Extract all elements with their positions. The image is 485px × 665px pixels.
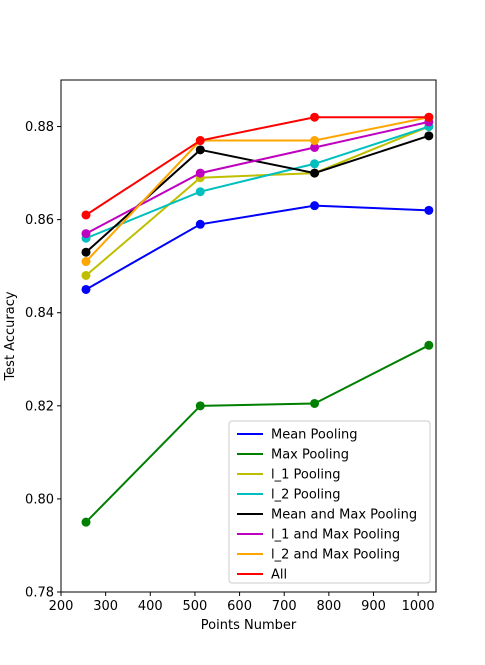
legend-item: All — [237, 568, 287, 583]
legend-label: l_2 and Max Pooling — [271, 548, 400, 563]
y-tick-label: 0.82 — [25, 399, 54, 414]
y-tick-label: 0.78 — [25, 586, 54, 601]
series-max-pooling — [81, 340, 434, 527]
legend-label: l_1 and Max Pooling — [271, 528, 400, 543]
legend-label: Mean Pooling — [271, 428, 358, 443]
series-line — [85, 116, 429, 216]
x-axis-label: Points Number — [201, 618, 297, 633]
data-point — [195, 136, 205, 146]
data-point — [195, 168, 205, 178]
data-point — [81, 270, 91, 280]
x-tick-label: 700 — [272, 599, 297, 614]
legend: Mean Pooling Max Pooling l_1 Pooling l_2 Po… — [228, 420, 431, 584]
x-axis-ticks: 200 300 400 500 600 700 800 900 1000 — [49, 592, 435, 614]
legend-label: Max Pooling — [271, 448, 349, 463]
series-line — [85, 116, 430, 263]
legend-item: l_2 Pooling — [237, 488, 341, 503]
data-point — [81, 257, 91, 267]
legend-item: l_1 and Max Pooling — [237, 528, 400, 543]
x-tick-label: 400 — [138, 599, 163, 614]
data-point — [81, 210, 91, 220]
x-tick-label: 200 — [49, 599, 74, 614]
plot-frame — [60, 79, 437, 593]
series-l-1-pooling — [81, 122, 434, 280]
series-line — [85, 204, 429, 291]
series-l-2-and-max-pooling — [81, 112, 434, 267]
series-line — [85, 344, 430, 523]
data-point — [81, 517, 91, 527]
legend-item: Mean Pooling — [237, 428, 358, 443]
x-tick-label: 900 — [361, 599, 386, 614]
data-point — [81, 247, 91, 257]
y-tick-label: 0.86 — [25, 213, 54, 228]
series-mean-pooling — [81, 201, 434, 294]
data-point — [310, 168, 320, 178]
y-tick-label: 0.84 — [25, 306, 54, 321]
data-point — [424, 205, 434, 215]
series-all — [81, 112, 434, 220]
x-tick-label: 1000 — [402, 599, 435, 614]
data-point — [81, 229, 91, 239]
legend-label: Mean and Max Pooling — [271, 508, 417, 523]
data-point — [310, 112, 320, 122]
y-axis-ticks: 0.78 0.80 0.82 0.84 0.86 0.88 — [25, 120, 61, 601]
data-point — [195, 401, 205, 411]
series-line — [85, 120, 430, 235]
legend-label: l_1 Pooling — [271, 468, 341, 483]
data-point — [195, 145, 205, 155]
data-point — [195, 187, 205, 197]
legend-item: Mean and Max Pooling — [237, 508, 417, 523]
data-point — [310, 136, 320, 146]
series-line — [85, 125, 430, 277]
x-tick-label: 800 — [316, 599, 341, 614]
x-tick-label: 300 — [93, 599, 118, 614]
data-point — [195, 219, 205, 229]
legend-label: All — [271, 568, 287, 583]
series-line — [85, 125, 430, 240]
legend-box — [228, 420, 431, 584]
legend-item: l_1 Pooling — [237, 468, 341, 483]
legend-item: l_2 and Max Pooling — [237, 548, 400, 563]
data-point — [310, 201, 320, 211]
data-point — [424, 131, 434, 141]
y-tick-label: 0.80 — [25, 492, 54, 507]
data-point — [81, 284, 91, 294]
legend-item: Max Pooling — [237, 448, 349, 463]
x-tick-label: 600 — [227, 599, 252, 614]
data-point — [424, 340, 434, 350]
x-tick-label: 500 — [183, 599, 208, 614]
series-line — [85, 134, 430, 253]
data-point — [310, 142, 320, 152]
data-point — [424, 112, 434, 122]
data-point — [310, 398, 320, 408]
series-mean-and-max-pooling — [81, 131, 434, 257]
y-tick-label: 0.88 — [25, 120, 54, 135]
data-point — [310, 159, 320, 169]
y-axis-label: Test Accuracy — [3, 291, 18, 381]
legend-label: l_2 Pooling — [271, 488, 341, 503]
series-layer — [81, 112, 434, 527]
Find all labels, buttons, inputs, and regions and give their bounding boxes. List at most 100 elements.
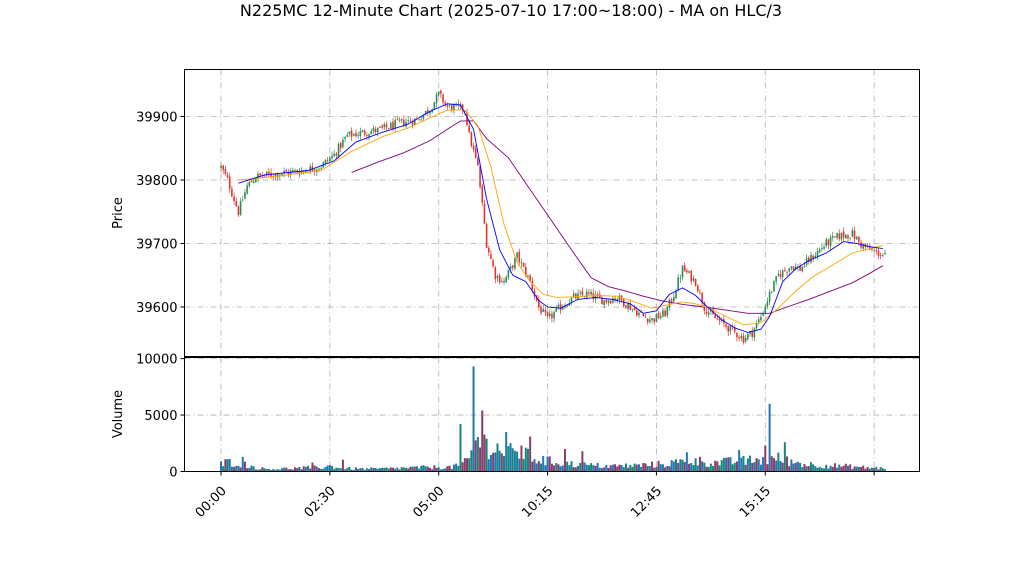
candle-body bbox=[561, 307, 564, 310]
candle-body bbox=[418, 119, 420, 121]
volume-bar bbox=[664, 467, 667, 472]
volume-bar bbox=[466, 458, 469, 472]
volume-bar bbox=[605, 464, 608, 472]
volume-bar bbox=[594, 465, 597, 472]
volume-bar bbox=[559, 466, 562, 472]
candle-body bbox=[779, 273, 782, 278]
candle-body bbox=[390, 122, 392, 129]
volume-bar bbox=[553, 465, 556, 472]
candle-body bbox=[701, 293, 703, 304]
volume-bar bbox=[866, 466, 869, 472]
candle-body bbox=[368, 134, 370, 138]
candle-body bbox=[882, 255, 884, 257]
volume-bar bbox=[228, 459, 231, 472]
candle-body bbox=[592, 293, 595, 300]
candle-body bbox=[335, 153, 338, 156]
volume-bar bbox=[592, 465, 595, 472]
volume-bar bbox=[531, 461, 534, 472]
candle-body bbox=[516, 252, 518, 258]
candle-body bbox=[548, 313, 551, 316]
candle-body bbox=[675, 290, 677, 299]
volume-bar bbox=[603, 467, 606, 472]
volume-bar bbox=[485, 438, 488, 472]
volume-bar bbox=[640, 466, 643, 472]
candle-body bbox=[871, 248, 873, 250]
volume-bar bbox=[563, 448, 566, 472]
volume-bar bbox=[470, 450, 473, 472]
candle-body bbox=[842, 231, 845, 238]
volume-bar bbox=[823, 468, 826, 472]
candle-body bbox=[696, 285, 699, 292]
volume-bar bbox=[620, 464, 623, 472]
volume-bar bbox=[792, 463, 795, 472]
candle-body bbox=[649, 319, 651, 322]
volume-bar bbox=[783, 442, 786, 472]
candle-body bbox=[429, 111, 431, 114]
candle-body bbox=[651, 318, 653, 321]
volume-bar bbox=[448, 465, 451, 472]
volume-bar bbox=[337, 468, 340, 472]
candle-body bbox=[372, 128, 375, 132]
ma-slow-line bbox=[351, 120, 884, 314]
candle-body bbox=[313, 169, 316, 172]
volume-bar bbox=[812, 464, 815, 472]
volume-bar bbox=[670, 460, 673, 472]
candle-body bbox=[514, 257, 516, 269]
volume-bar bbox=[535, 463, 538, 472]
candle-body bbox=[790, 266, 793, 269]
volume-bar bbox=[829, 465, 832, 472]
candle-body bbox=[673, 296, 675, 302]
price-axis-label: Price bbox=[111, 197, 126, 229]
candle-body bbox=[821, 248, 823, 250]
candle-body bbox=[235, 201, 238, 207]
candle-body bbox=[625, 305, 627, 308]
volume-bar bbox=[259, 469, 262, 472]
candle-body bbox=[233, 196, 235, 201]
candle-body bbox=[729, 325, 732, 332]
candle-body bbox=[818, 249, 821, 253]
candle-body bbox=[862, 244, 865, 249]
volume-bar bbox=[529, 436, 532, 472]
volume-bar bbox=[855, 466, 858, 472]
volume-bar bbox=[304, 466, 307, 472]
candle-body bbox=[342, 139, 344, 147]
volume-bar bbox=[714, 460, 717, 472]
volume-bar bbox=[311, 462, 314, 472]
volume-bar bbox=[840, 466, 843, 472]
candle-body bbox=[714, 314, 716, 319]
volume-bar bbox=[526, 448, 529, 472]
candle-body bbox=[603, 300, 605, 305]
volume-bar bbox=[389, 467, 392, 472]
candle-body bbox=[801, 266, 804, 272]
candle-body bbox=[220, 165, 222, 168]
volume-bar bbox=[254, 469, 257, 472]
candle-body bbox=[381, 125, 383, 128]
volume-bar bbox=[313, 465, 316, 472]
volume-bar bbox=[581, 451, 584, 472]
candle-body bbox=[370, 131, 373, 135]
volume-bar bbox=[533, 459, 536, 472]
volume-bar bbox=[772, 458, 775, 472]
candle-body bbox=[585, 291, 588, 298]
volume-bar bbox=[516, 451, 519, 472]
candle-body bbox=[461, 104, 464, 111]
candle-body bbox=[707, 312, 710, 315]
candle-body bbox=[555, 307, 558, 312]
volume-bar bbox=[570, 461, 573, 472]
volume-bar bbox=[226, 459, 229, 472]
candle-body bbox=[781, 270, 784, 278]
candle-body bbox=[686, 270, 688, 273]
volume-bar bbox=[243, 461, 246, 472]
volume-bar bbox=[328, 465, 331, 472]
candle-body bbox=[257, 173, 259, 179]
volume-bar bbox=[598, 467, 601, 472]
candle-body bbox=[329, 157, 331, 162]
volume-bar bbox=[285, 467, 288, 472]
candle-body bbox=[588, 292, 590, 294]
candle-body bbox=[228, 176, 231, 189]
volume-tick-label: 10000 bbox=[136, 353, 177, 368]
volume-bar bbox=[825, 464, 828, 472]
candle-body bbox=[753, 328, 756, 338]
ma-mid-line bbox=[238, 109, 883, 326]
candle-body bbox=[873, 250, 875, 252]
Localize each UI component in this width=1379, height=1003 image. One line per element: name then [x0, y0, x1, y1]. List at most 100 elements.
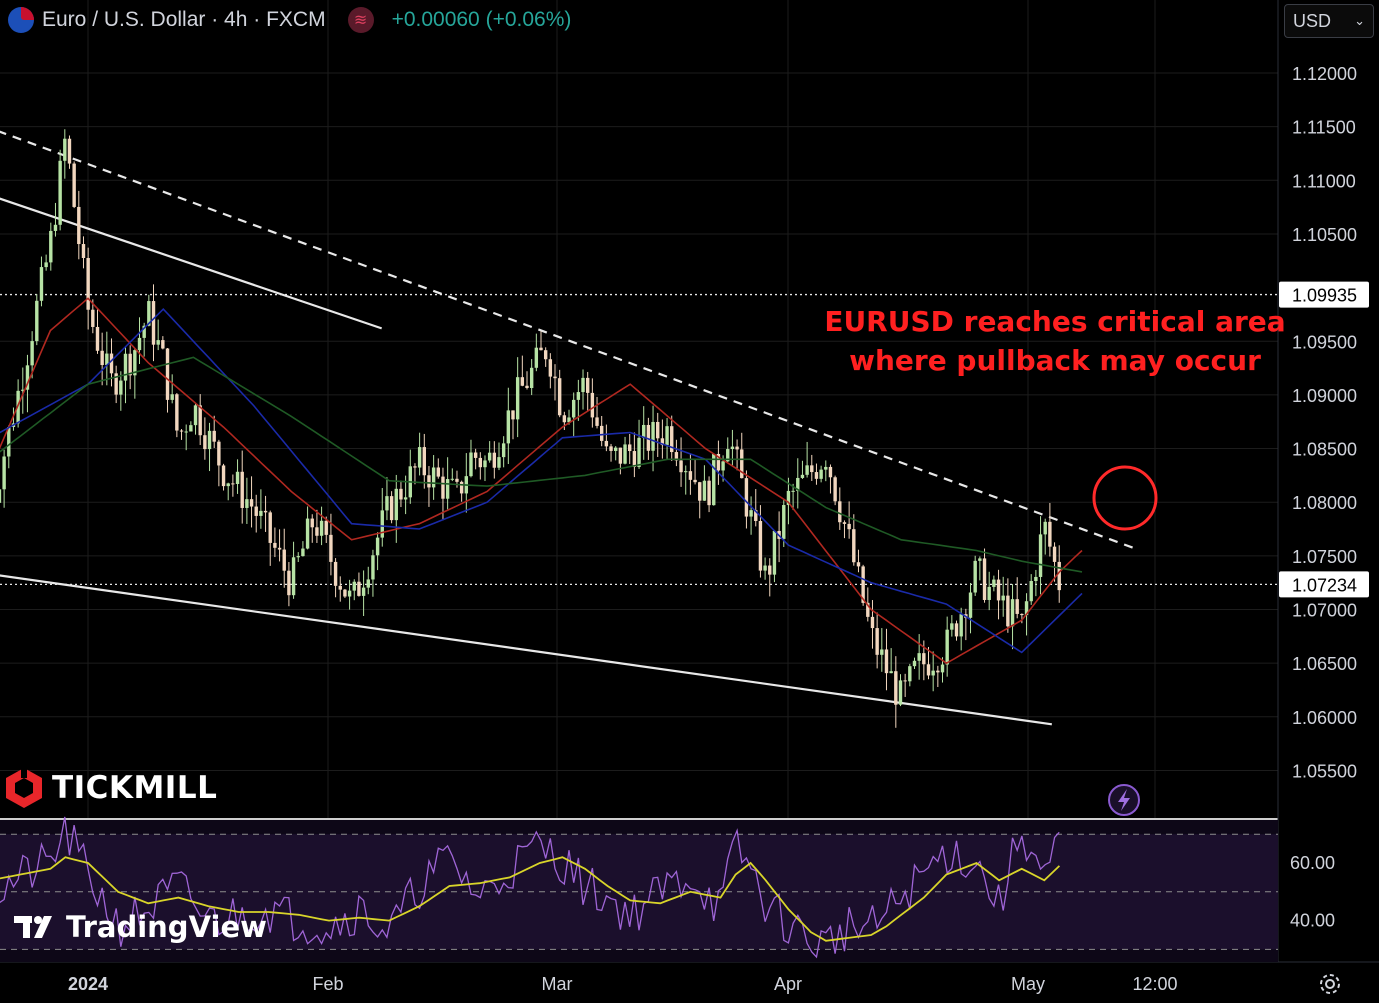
candle-body: [716, 453, 721, 471]
candle-body: [693, 479, 697, 483]
candle-body: [221, 465, 226, 487]
candle-body: [105, 353, 109, 365]
candle-body: [296, 556, 300, 558]
rsi-line: [0, 816, 1060, 959]
annotation-line-2: where pullback may occur: [849, 344, 1261, 377]
candle-body: [735, 446, 739, 450]
candle-body: [343, 589, 347, 597]
candle-body: [880, 649, 884, 655]
candle-body: [394, 488, 398, 521]
candle-body: [917, 653, 921, 661]
candle-body: [287, 570, 291, 596]
price-tick-label: 1.08000: [1292, 493, 1357, 513]
candle-body: [931, 670, 935, 676]
price-tick-label: 1.11500: [1292, 118, 1356, 138]
candle-body: [665, 426, 669, 446]
candle-body: [198, 405, 202, 436]
wave-icon[interactable]: ≋: [347, 7, 374, 33]
candle-body: [973, 560, 977, 593]
candle-body: [324, 520, 328, 535]
price-tick-label: 1.06000: [1292, 708, 1357, 728]
price-label-box: [1279, 571, 1369, 598]
candle-body: [417, 447, 422, 468]
rsi-lines: [0, 816, 1061, 959]
candle-body: [385, 496, 389, 511]
candle-body: [698, 482, 702, 501]
candle-body: [352, 581, 356, 591]
candle-body: [109, 353, 114, 374]
annotation-line-1: EURUSD reaches critical area: [824, 305, 1285, 338]
candle-body: [53, 224, 58, 231]
candle-body: [226, 483, 230, 487]
candle-body: [740, 449, 744, 479]
candle-body: [30, 341, 34, 366]
candle-body: [161, 340, 165, 349]
candle-body: [58, 160, 62, 225]
candle-body: [184, 431, 188, 433]
highlight-circle: [1092, 465, 1158, 531]
candle-body: [357, 581, 361, 596]
tradingview-icon: [14, 916, 52, 938]
candle-body: [866, 602, 870, 617]
candle-body: [165, 348, 170, 400]
candle-body: [1048, 521, 1052, 547]
dashed-resistance-line: [0, 130, 1136, 550]
candle-body: [590, 392, 595, 418]
candle-body: [217, 441, 221, 466]
candle-body: [86, 257, 90, 310]
candle-body: [128, 353, 132, 376]
candle-body: [35, 300, 39, 342]
candle-body: [123, 353, 128, 381]
candle-body: [898, 680, 903, 705]
candle-body: [562, 415, 567, 423]
price-tick-label: 1.12000: [1292, 64, 1357, 84]
candle-body: [758, 521, 763, 571]
candle-body: [1006, 595, 1010, 627]
candle-body: [847, 523, 851, 530]
candle-body: [688, 471, 693, 480]
broker-name: TICKMILL: [52, 770, 218, 806]
candle-body: [329, 534, 333, 562]
candle-body: [838, 501, 842, 523]
price-tick-label: 1.09500: [1292, 332, 1357, 352]
time-tick-label: Feb: [312, 974, 343, 994]
candle-body: [39, 267, 44, 301]
candle-body: [884, 649, 889, 674]
candle-body: [361, 587, 366, 596]
time-axis: 2024 Feb Mar Apr May 12:00: [68, 974, 1178, 994]
candle-body: [511, 410, 515, 420]
candle-body: [72, 163, 76, 207]
price-label-box: [1279, 281, 1369, 308]
candle-body: [1020, 613, 1024, 616]
candle-body: [1029, 580, 1033, 602]
tickmill-logo: TICKMILL: [4, 766, 217, 810]
candle-body: [585, 377, 590, 393]
currency-select[interactable]: USD ⌄: [1284, 4, 1374, 38]
candle-body: [702, 480, 707, 501]
candle-body: [1038, 534, 1043, 577]
candle-body: [557, 378, 562, 416]
candle-body: [63, 138, 67, 161]
candle-body: [632, 451, 637, 467]
candle-body: [945, 629, 949, 665]
candle-body: [81, 244, 86, 258]
candle-body: [791, 490, 795, 492]
symbol-title[interactable]: Euro / U.S. Dollar · 4h · FXCM: [42, 8, 326, 31]
candle-body: [212, 430, 216, 442]
price-tick-label: 1.08500: [1292, 440, 1357, 460]
candle-body: [903, 680, 907, 682]
candle-body: [534, 347, 539, 368]
candle-body: [936, 670, 940, 673]
price-label-text: 1.09935: [1292, 286, 1357, 306]
candle-body: [595, 417, 599, 426]
moving-average-line: [0, 356, 1083, 573]
candle-body: [49, 230, 53, 263]
candle-body: [119, 380, 123, 395]
time-tick-label: May: [1011, 974, 1045, 994]
bolt-icon[interactable]: [1108, 784, 1140, 816]
settings-gear-icon[interactable]: [1317, 971, 1343, 997]
candle-body: [1001, 595, 1005, 601]
candle-body: [273, 542, 277, 548]
candle-body: [137, 337, 142, 351]
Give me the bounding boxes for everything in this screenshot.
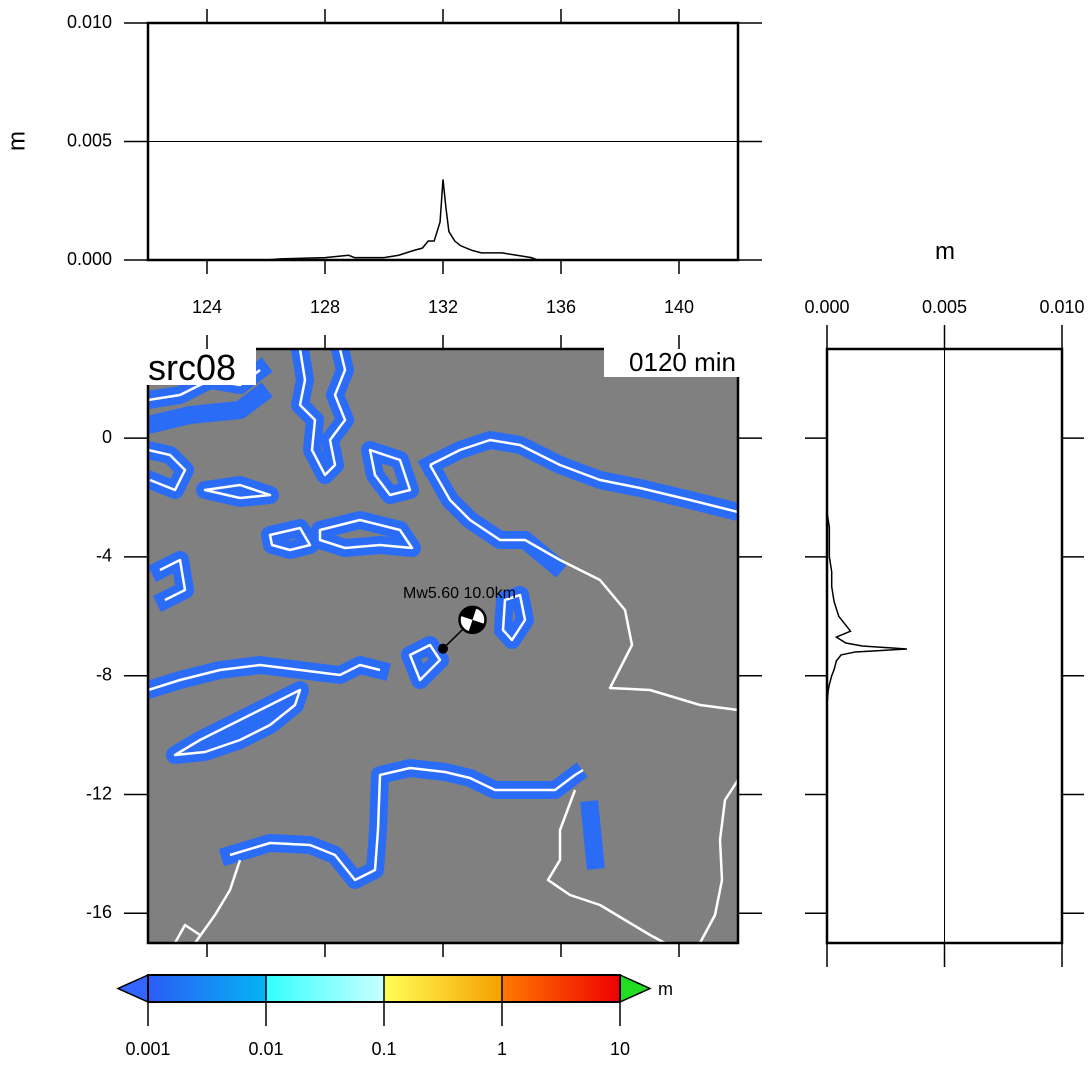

■ ■ ■ ■ ■

• **THE PROBLEM**: Can you convert the stretch of lines from the one containing "candle-body bbox=[561, 307, 564, 310]" through the one containing "candle-body bbox=[368, 134, 370, 138]", both included, into a Markdown table with the columns No. and Line, numbering each row and leaving out blank lines?

• **COMPLETE ANSWER**:
| No. | Line |
|---|---|
| 1 | candle-body bbox=[561, 307, 564, 310] |
| 2 | candle-body bbox=[418, 119, 420, 121] |
| 3 | volume-bar bbox=[664, 467, 667, 472] |
| 4 | volume-bar bbox=[466, 458, 469, 472] |
| 5 | volume-bar bbox=[605, 464, 608, 472] |
| 6 | volume-bar bbox=[594, 465, 597, 472] |
| 7 | volume-bar bbox=[559, 466, 562, 472] |
| 8 | candle-body bbox=[779, 273, 782, 278] |
| 9 | candle-body bbox=[390, 122, 392, 129] |
| 10 | volume-bar bbox=[553, 465, 556, 472] |
| 11 | candle-body bbox=[701, 293, 703, 304] |
| 12 | volume-bar bbox=[866, 466, 869, 472] |
| 13 | candle-body bbox=[368, 134, 370, 138] |